* **INSTRUCTIONS TO FOLLOW**: Copy out the entries in full and with complete accuracy; pictures are excluded.

* **SUPPLIED RECORDS**:
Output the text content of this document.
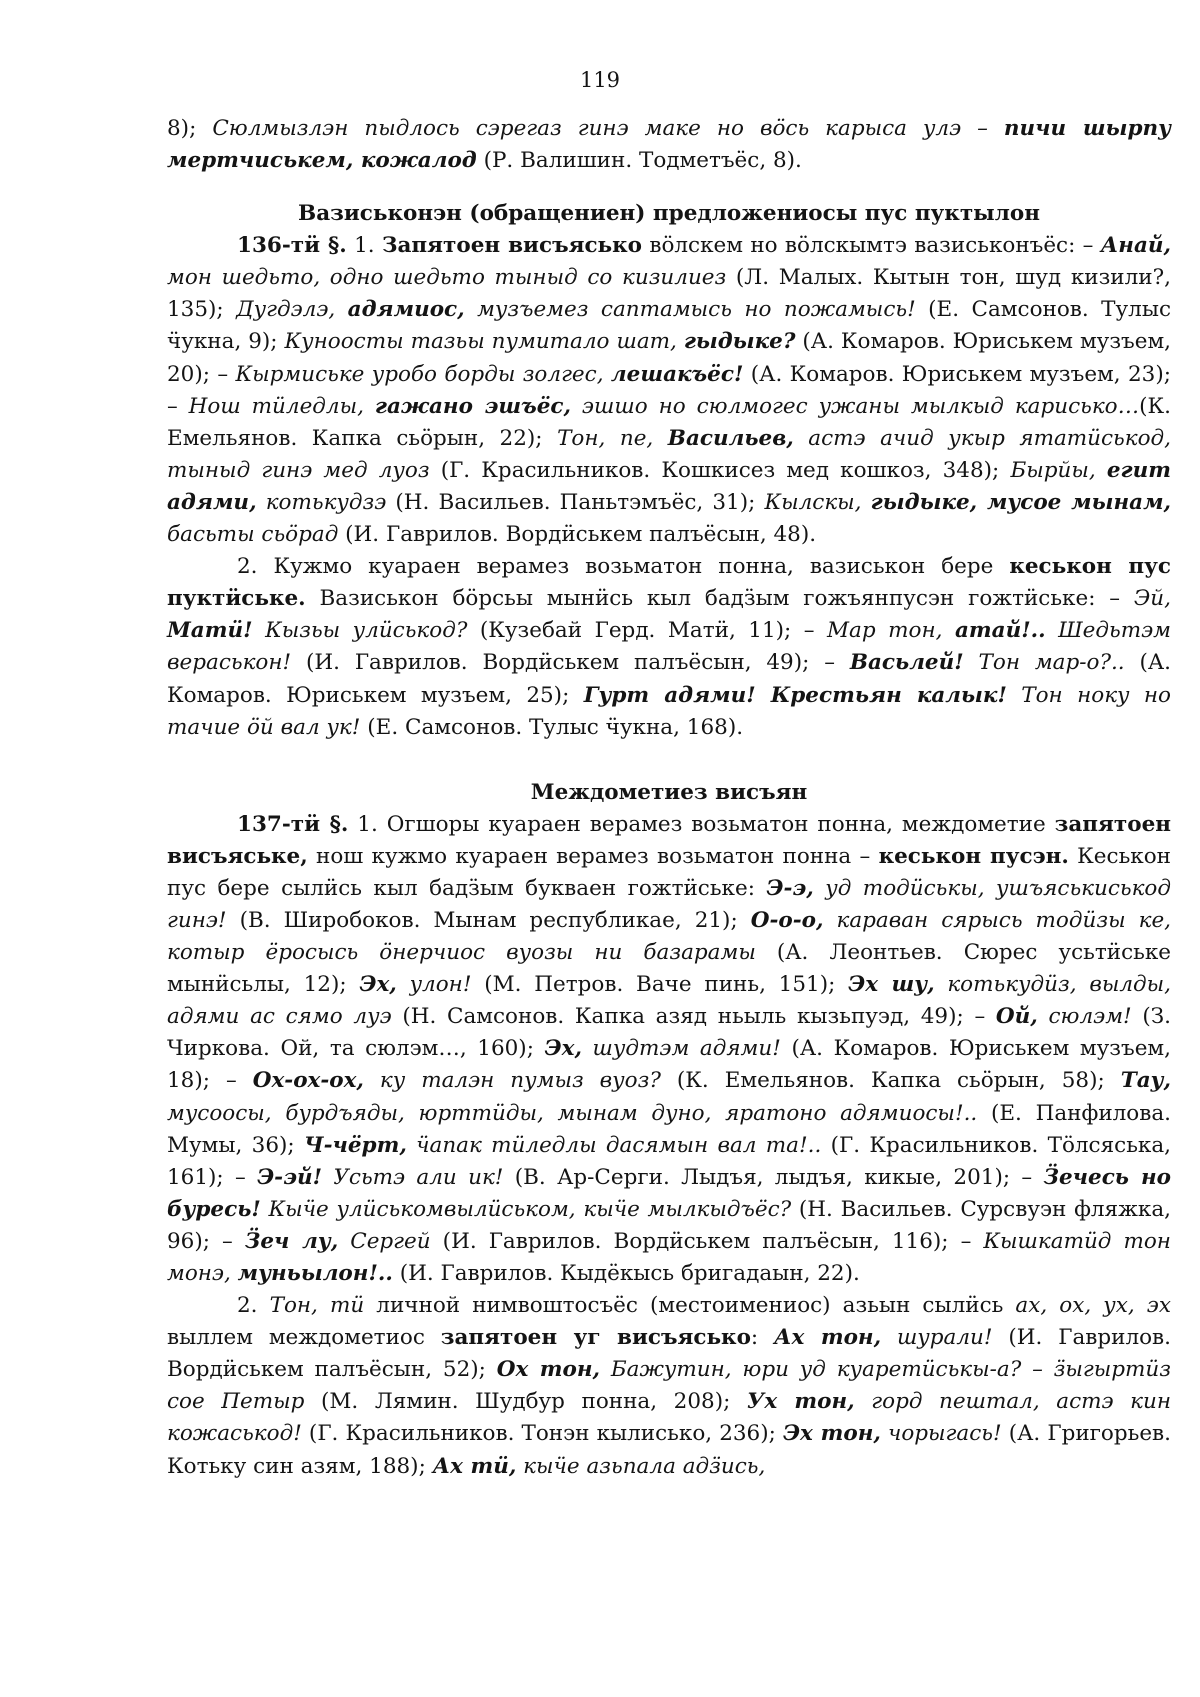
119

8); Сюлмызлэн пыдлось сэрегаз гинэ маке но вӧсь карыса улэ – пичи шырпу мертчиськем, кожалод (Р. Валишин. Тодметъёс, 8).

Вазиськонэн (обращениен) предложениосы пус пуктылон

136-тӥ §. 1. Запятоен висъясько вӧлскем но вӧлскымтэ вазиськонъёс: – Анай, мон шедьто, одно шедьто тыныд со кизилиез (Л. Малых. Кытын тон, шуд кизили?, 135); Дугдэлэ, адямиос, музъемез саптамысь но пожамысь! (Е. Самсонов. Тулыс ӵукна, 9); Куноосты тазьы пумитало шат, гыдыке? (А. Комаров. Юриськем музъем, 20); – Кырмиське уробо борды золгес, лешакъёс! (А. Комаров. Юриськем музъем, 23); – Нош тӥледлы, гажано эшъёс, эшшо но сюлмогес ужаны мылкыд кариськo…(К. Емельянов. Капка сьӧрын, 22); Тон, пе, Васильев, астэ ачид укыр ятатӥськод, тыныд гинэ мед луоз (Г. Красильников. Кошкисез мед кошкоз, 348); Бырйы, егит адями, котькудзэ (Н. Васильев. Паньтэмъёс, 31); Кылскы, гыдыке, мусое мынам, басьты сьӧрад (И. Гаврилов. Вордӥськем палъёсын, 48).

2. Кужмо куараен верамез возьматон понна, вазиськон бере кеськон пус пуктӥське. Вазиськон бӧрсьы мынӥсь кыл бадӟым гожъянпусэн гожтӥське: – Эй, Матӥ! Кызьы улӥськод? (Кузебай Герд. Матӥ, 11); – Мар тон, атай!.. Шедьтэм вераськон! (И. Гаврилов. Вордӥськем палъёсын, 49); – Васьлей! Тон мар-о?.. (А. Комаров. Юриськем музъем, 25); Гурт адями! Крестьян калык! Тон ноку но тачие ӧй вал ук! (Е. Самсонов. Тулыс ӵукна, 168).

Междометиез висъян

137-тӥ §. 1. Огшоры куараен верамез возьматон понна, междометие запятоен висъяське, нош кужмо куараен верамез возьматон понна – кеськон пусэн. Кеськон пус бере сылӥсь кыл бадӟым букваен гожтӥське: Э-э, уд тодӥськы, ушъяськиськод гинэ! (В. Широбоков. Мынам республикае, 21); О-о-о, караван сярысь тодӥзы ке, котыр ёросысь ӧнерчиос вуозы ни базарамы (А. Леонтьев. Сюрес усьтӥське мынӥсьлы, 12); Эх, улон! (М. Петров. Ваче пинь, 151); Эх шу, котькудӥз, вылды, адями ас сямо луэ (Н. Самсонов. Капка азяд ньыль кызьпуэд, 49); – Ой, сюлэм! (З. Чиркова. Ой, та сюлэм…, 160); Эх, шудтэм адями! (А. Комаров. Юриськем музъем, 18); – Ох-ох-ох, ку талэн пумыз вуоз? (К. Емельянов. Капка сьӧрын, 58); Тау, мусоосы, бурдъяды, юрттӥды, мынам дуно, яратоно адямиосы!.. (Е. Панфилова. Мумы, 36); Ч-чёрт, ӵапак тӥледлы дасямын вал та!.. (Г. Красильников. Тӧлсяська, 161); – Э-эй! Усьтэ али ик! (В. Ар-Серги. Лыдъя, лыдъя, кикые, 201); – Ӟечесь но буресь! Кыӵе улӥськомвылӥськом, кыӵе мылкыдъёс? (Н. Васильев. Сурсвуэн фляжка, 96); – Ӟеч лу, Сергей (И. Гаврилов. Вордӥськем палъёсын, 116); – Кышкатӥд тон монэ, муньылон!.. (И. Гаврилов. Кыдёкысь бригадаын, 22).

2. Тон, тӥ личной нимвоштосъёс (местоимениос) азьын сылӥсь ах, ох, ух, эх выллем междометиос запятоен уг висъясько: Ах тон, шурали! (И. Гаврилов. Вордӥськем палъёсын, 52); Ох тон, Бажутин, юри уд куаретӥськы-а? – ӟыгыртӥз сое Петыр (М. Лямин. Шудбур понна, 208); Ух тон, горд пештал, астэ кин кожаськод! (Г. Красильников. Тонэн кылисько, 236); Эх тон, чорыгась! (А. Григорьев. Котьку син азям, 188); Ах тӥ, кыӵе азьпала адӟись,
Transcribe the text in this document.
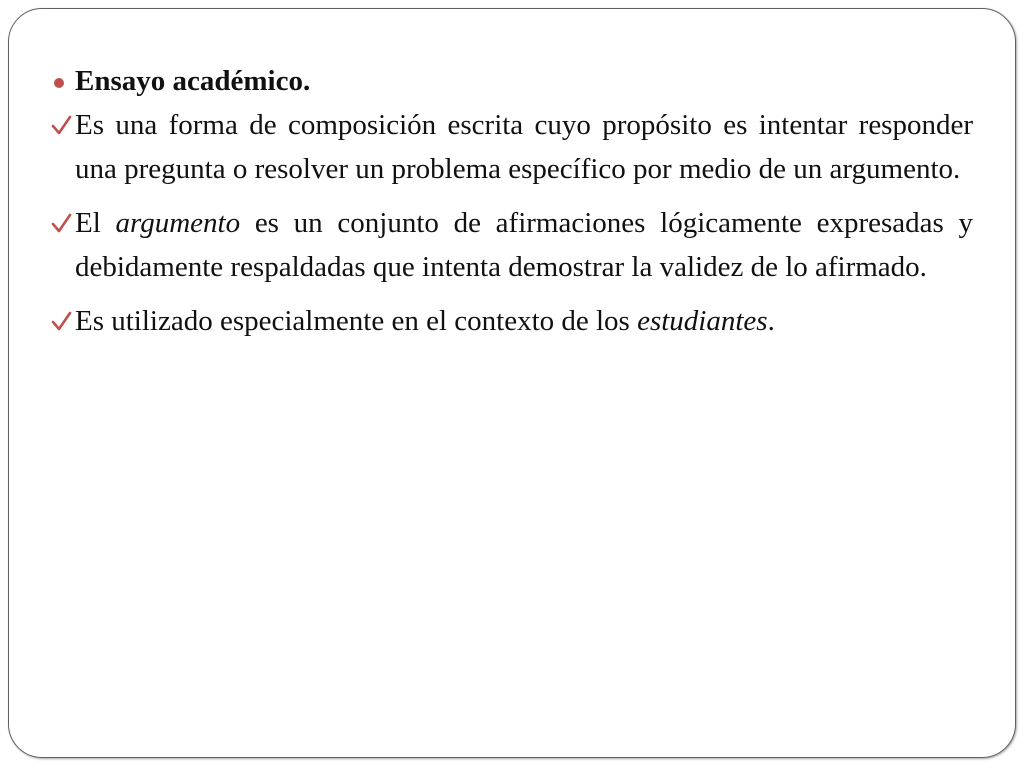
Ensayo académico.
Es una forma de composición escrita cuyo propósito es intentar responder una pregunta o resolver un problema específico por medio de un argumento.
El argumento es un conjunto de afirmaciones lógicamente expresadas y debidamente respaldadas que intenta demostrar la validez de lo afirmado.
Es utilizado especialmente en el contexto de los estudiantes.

* **SOLUTION TO THIS TASK**:
Output the text content of this document.
119

8); Сюлмызлэн пыдлось сэрегаз гинэ маке но вӧсь карыса улэ – пичи шырпу мертчиськем, кожалод (Р. Валишин. Тодметъёс, 8).

Вазиськонэн (обращениен) предложениосы пус пуктылон

136-тӥ §. 1. Запятоен висъясько вӧлскем но вӧлскымтэ вазиськонъёс: – Анай, мон шедьто, одно шедьто тыныд со кизилиез (Л. Малых. Кытын тон, шуд кизили?, 135); Дугдэлэ, адямиос, музъемез саптамысь но пожамысь! (Е. Самсонов. Тулыс ӵукна, 9); Куноосты тазьы пумитало шат, гыдыке? (А. Комаров. Юриськем музъем, 20); – Кырмиське уробо борды золгес, лешакъёс! (А. Комаров. Юриськем музъем, 23); – Нош тӥледлы, гажано эшъёс, эшшо но сюлмогес ужаны мылкыд кариськo…(К. Емельянов. Капка сьӧрын, 22); Тон, пе, Васильев, астэ ачид укыр ятатӥськод, тыныд гинэ мед луоз (Г. Красильников. Кошкисез мед кошкоз, 348); Бырйы, егит адями, котькудзэ (Н. Васильев. Паньтэмъёс, 31); Кылскы, гыдыке, мусое мынам, басьты сьӧрад (И. Гаврилов. Вордӥськем палъёсын, 48).

2. Кужмо куараен верамез возьматон понна, вазиськон бере кеськон пус пуктӥське. Вазиськон бӧрсьы мынӥсь кыл бадӟым гожъянпусэн гожтӥське: – Эй, Матӥ! Кызьы улӥськод? (Кузебай Герд. Матӥ, 11); – Мар тон, атай!.. Шедьтэм вераськон! (И. Гаврилов. Вордӥськем палъёсын, 49); – Васьлей! Тон мар-о?.. (А. Комаров. Юриськем музъем, 25); Гурт адями! Крестьян калык! Тон ноку но тачие ӧй вал ук! (Е. Самсонов. Тулыс ӵукна, 168).

Междометиез висъян

137-тӥ §. 1. Огшоры куараен верамез возьматон понна, междометие запятоен висъяське, нош кужмо куараен верамез возьматон понна – кеськон пусэн. Кеськон пус бере сылӥсь кыл бадӟым букваен гожтӥське: Э-э, уд тодӥськы, ушъяськиськод гинэ! (В. Широбоков. Мынам республикае, 21); О-о-о, караван сярысь тодӥзы ке, котыр ёросысь ӧнерчиос вуозы ни базарамы (А. Леонтьев. Сюрес усьтӥське мынӥсьлы, 12); Эх, улон! (М. Петров. Ваче пинь, 151); Эх шу, котькудӥз, вылды, адями ас сямо луэ (Н. Самсонов. Капка азяд ньыль кызьпуэд, 49); – Ой, сюлэм! (З. Чиркова. Ой, та сюлэм…, 160); Эх, шудтэм адями! (А. Комаров. Юриськем музъем, 18); – Ох-ох-ох, ку талэн пумыз вуоз? (К. Емельянов. Капка сьӧрын, 58); Тау, мусоосы, бурдъяды, юрттӥды, мынам дуно, яратоно адямиосы!.. (Е. Панфилова. Мумы, 36); Ч-чёрт, ӵапак тӥледлы дасямын вал та!.. (Г. Красильников. Тӧлсяська, 161); – Э-эй! Усьтэ али ик! (В. Ар-Серги. Лыдъя, лыдъя, кикые, 201); – Ӟечесь но буресь! Кыӵе улӥськомвылӥськом, кыӵе мылкыдъёс? (Н. Васильев. Сурсвуэн фляжка, 96); – Ӟеч лу, Сергей (И. Гаврилов. Вордӥськем палъёсын, 116); – Кышкатӥд тон монэ, муньылон!.. (И. Гаврилов. Кыдёкысь бригадаын, 22).

2. Тон, тӥ личной нимвоштосъёс (местоимениос) азьын сылӥсь ах, ох, ух, эх выллем междометиос запятоен уг висъясько: Ах тон, шурали! (И. Гаврилов. Вордӥськем палъёсын, 52); Ох тон, Бажутин, юри уд куаретӥськы-а? – ӟыгыртӥз сое Петыр (М. Лямин. Шудбур понна, 208); Ух тон, горд пештал, астэ кин кожаськод! (Г. Красильников. Тонэн кылисько, 236); Эх тон, чорыгась! (А. Григорьев. Котьку син азям, 188); Ах тӥ, кыӵе азьпала адӟись,
Transcribe the text in this document.
Ensayo académico.
Es una forma de composición escrita cuyo propósito es intentar responder una pregunta o resolver un problema específico por medio de un argumento.
El argumento es un conjunto de afirmaciones lógicamente expresadas y debidamente respaldadas que intenta demostrar la validez de lo afirmado.
Es utilizado especialmente en el contexto de los estudiantes.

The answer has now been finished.